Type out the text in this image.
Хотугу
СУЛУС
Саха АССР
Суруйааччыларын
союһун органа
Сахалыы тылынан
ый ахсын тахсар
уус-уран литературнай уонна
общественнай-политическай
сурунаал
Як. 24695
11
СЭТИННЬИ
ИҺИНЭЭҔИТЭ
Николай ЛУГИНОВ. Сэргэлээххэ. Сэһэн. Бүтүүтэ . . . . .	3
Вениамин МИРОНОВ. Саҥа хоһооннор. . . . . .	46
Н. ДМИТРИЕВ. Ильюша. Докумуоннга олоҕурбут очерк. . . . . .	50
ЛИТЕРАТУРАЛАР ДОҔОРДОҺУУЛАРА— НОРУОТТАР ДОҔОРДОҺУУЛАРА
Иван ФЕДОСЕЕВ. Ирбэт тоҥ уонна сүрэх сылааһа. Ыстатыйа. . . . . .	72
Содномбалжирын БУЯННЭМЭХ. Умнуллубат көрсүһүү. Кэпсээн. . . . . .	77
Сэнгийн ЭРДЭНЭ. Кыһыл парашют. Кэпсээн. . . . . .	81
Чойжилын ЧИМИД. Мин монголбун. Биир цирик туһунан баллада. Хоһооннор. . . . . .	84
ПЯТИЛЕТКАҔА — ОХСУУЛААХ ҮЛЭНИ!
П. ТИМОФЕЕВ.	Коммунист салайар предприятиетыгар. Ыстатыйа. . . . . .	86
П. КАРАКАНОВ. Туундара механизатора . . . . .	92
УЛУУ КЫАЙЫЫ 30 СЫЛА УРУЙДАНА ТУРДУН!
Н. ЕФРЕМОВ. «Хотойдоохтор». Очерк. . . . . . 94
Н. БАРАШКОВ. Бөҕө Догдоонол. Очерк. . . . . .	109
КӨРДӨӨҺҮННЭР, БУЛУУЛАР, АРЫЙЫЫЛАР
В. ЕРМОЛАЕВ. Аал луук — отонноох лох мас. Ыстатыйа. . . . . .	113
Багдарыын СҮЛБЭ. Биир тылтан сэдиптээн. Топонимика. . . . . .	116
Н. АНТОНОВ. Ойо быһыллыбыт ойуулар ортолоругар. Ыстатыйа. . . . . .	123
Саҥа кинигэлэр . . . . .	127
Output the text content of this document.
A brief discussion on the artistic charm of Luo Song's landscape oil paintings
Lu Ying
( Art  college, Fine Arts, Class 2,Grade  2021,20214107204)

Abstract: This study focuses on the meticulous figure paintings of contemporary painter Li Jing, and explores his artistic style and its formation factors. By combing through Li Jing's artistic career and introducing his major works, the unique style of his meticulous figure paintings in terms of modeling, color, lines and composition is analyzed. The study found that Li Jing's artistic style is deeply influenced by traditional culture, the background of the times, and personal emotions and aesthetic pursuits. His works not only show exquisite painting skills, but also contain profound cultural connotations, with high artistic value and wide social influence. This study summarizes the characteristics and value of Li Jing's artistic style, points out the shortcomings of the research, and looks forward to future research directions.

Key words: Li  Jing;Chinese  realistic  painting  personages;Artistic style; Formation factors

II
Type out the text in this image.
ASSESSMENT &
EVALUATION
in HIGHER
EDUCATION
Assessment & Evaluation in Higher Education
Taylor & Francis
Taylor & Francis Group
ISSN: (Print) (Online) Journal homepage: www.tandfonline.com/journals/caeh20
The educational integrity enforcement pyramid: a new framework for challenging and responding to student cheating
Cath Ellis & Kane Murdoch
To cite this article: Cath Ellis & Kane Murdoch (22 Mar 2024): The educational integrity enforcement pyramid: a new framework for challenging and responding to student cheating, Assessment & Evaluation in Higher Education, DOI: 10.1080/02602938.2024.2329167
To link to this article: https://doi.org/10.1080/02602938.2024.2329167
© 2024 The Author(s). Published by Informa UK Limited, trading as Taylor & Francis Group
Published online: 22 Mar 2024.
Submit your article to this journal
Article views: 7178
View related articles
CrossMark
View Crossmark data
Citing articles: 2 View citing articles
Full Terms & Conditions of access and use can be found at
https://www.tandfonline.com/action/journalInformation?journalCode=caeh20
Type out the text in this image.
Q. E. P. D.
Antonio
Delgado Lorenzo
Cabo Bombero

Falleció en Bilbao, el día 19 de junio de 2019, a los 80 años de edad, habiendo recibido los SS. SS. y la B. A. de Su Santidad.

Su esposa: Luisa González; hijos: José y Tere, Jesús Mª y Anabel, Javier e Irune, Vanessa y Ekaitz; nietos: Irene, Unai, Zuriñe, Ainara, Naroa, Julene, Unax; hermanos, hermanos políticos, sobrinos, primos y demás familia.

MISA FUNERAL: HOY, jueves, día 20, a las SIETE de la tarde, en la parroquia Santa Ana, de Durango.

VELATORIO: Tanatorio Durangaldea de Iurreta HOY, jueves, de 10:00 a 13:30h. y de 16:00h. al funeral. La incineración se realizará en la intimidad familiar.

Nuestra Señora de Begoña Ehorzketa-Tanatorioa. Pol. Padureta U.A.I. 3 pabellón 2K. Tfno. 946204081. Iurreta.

——

_EXERCISE INSTRUCTIONS_
Lines containing the word "Murdoch" must all be returned from the material above.

_PROBLEM SOLUTION_
Cath Ellis & Kane Murdoch
To cite this article: Cath Ellis & Kane Murdoch (22 Mar 2024): The educational integrity enforcement pyramid: a new framework for challenging and responding to student cheating, Assessment & Evaluation in Higher Education, DOI: 10.1080/02602938.2024.2329167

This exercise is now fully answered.